YOUR TASK:
Repeat each entry word for word. Leave any images out of the copy.
━━ DATA SHOWN
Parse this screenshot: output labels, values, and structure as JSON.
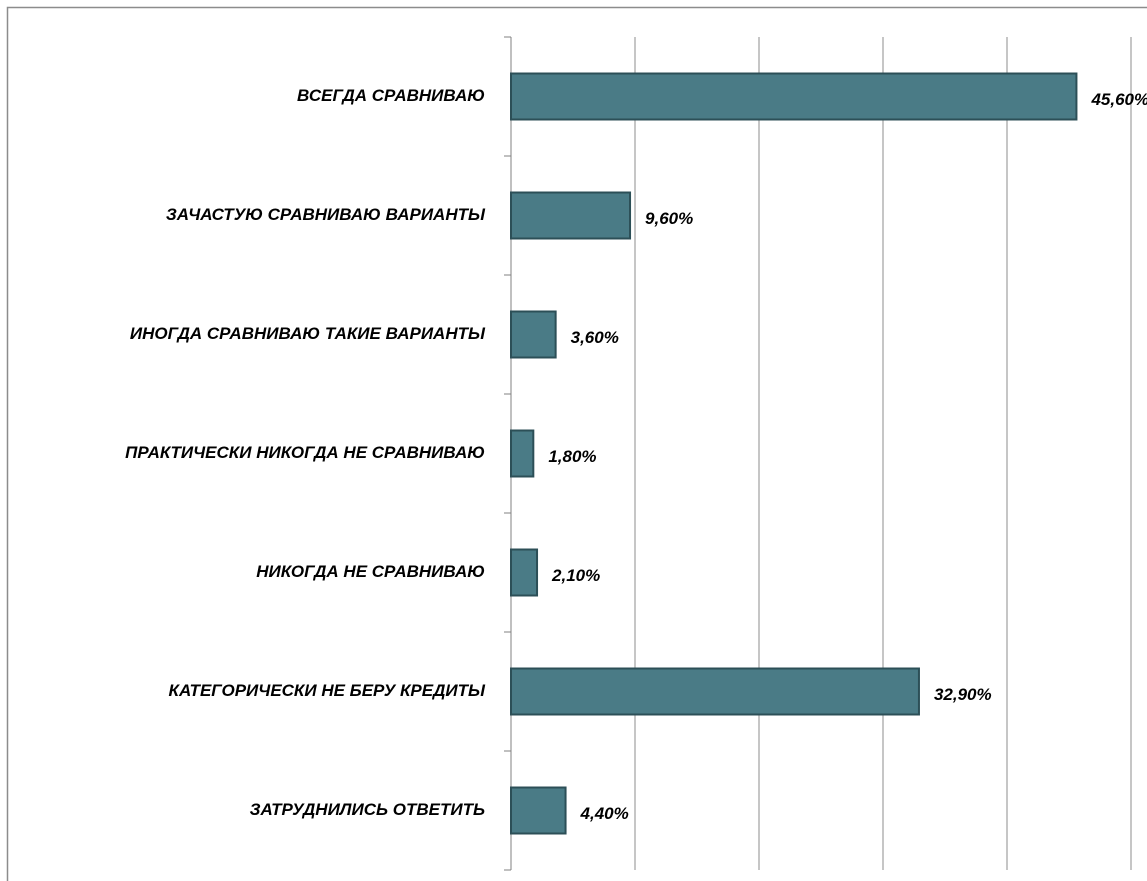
{
  "chart_data": {
    "type": "barh",
    "categories": [
      "ВСЕГДА СРАВНИВАЮ",
      "ЗАЧАСТУЮ СРАВНИВАЮ ВАРИАНТЫ",
      "ИНОГДА СРАВНИВАЮ ТАКИЕ ВАРИАНТЫ",
      "ПРАКТИЧЕСКИ НИКОГДА НЕ СРАВНИВАЮ",
      "НИКОГДА НЕ СРАВНИВАЮ",
      "КАТЕГОРИЧЕСКИ НЕ БЕРУ КРЕДИТЫ",
      "ЗАТРУДНИЛИСЬ ОТВЕТИТЬ"
    ],
    "values": [
      45.6,
      9.6,
      3.6,
      1.8,
      2.1,
      32.9,
      4.4
    ],
    "value_labels": [
      "45,60%",
      "9,60%",
      "3,60%",
      "1,80%",
      "2,10%",
      "32,90%",
      "4,40%"
    ],
    "color": "#4a7b86",
    "xlim": [
      0,
      50
    ],
    "xticks": [
      0,
      10,
      20,
      30,
      40,
      50
    ],
    "grid": true
  }
}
━━━━
OUTPUT BELOW:
Parse this screenshot: output labels, values, and structure as JSON.
{
  "chart_data": {
    "type": "barh",
    "categories": [
      "ВСЕГДА СРАВНИВАЮ",
      "ЗАЧАСТУЮ СРАВНИВАЮ ВАРИАНТЫ",
      "ИНОГДА СРАВНИВАЮ ТАКИЕ ВАРИАНТЫ",
      "ПРАКТИЧЕСКИ НИКОГДА НЕ СРАВНИВАЮ",
      "НИКОГДА НЕ СРАВНИВАЮ",
      "КАТЕГОРИЧЕСКИ НЕ БЕРУ КРЕДИТЫ",
      "ЗАТРУДНИЛИСЬ ОТВЕТИТЬ"
    ],
    "values": [
      45.6,
      9.6,
      3.6,
      1.8,
      2.1,
      32.9,
      4.4
    ],
    "value_labels": [
      "45,60%",
      "9,60%",
      "3,60%",
      "1,80%",
      "2,10%",
      "32,90%",
      "4,40%"
    ],
    "color": "#4a7b86",
    "xlim": [
      0,
      50
    ],
    "xticks": [
      0,
      10,
      20,
      30,
      40,
      50
    ],
    "grid": true
  }
}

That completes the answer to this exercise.